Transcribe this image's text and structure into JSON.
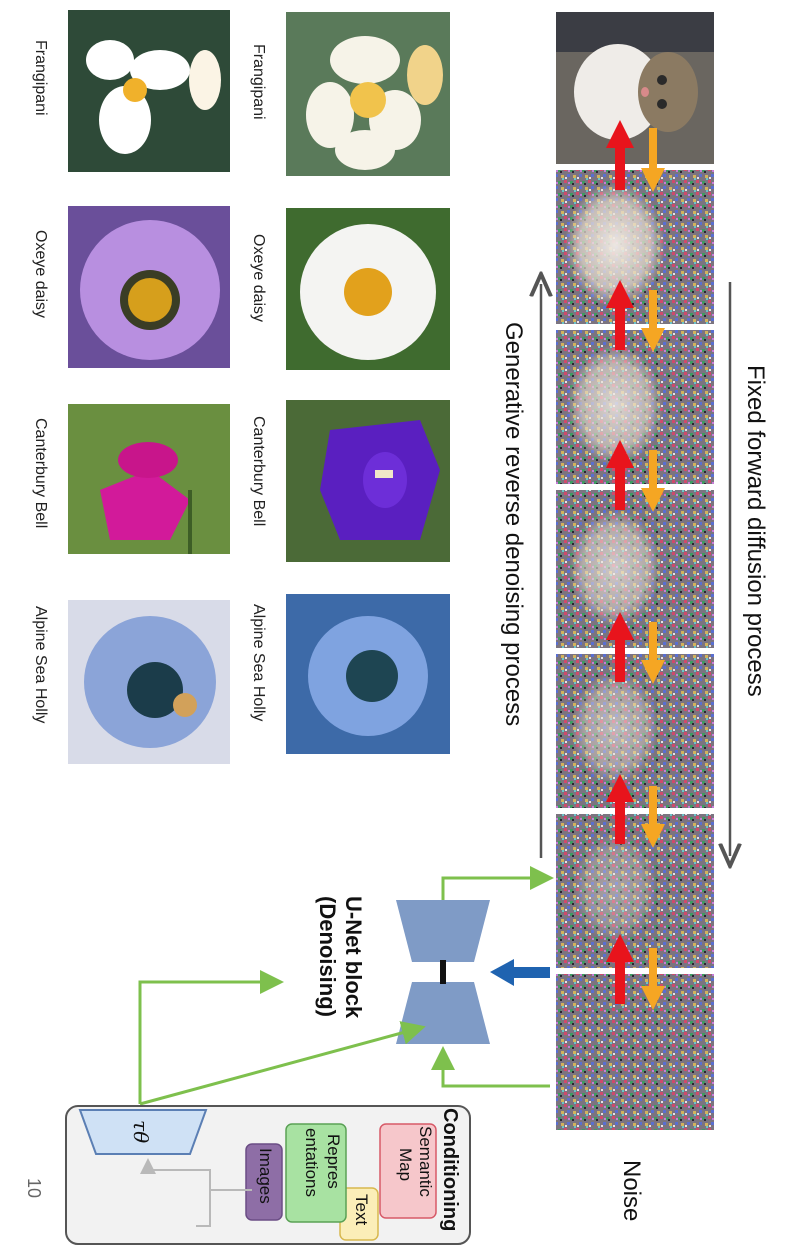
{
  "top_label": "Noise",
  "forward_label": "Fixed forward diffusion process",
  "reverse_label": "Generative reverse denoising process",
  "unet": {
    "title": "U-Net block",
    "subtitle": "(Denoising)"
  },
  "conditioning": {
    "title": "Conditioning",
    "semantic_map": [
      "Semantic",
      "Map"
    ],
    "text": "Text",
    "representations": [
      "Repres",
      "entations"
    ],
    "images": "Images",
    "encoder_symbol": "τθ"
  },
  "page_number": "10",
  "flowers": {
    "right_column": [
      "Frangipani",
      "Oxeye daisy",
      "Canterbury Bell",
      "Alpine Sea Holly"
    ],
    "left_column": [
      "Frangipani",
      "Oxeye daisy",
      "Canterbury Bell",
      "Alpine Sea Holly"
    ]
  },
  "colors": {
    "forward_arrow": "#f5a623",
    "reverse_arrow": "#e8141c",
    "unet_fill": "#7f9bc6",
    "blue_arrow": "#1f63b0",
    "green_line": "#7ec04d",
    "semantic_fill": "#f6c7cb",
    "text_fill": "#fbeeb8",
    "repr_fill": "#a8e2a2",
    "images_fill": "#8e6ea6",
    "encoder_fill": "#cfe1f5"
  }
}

EXERCISE INSTRUCTIONS: Looking at the entries above, how many lines contain the word "process"? Answer with the number alone.

WRITTEN ANSWER: 2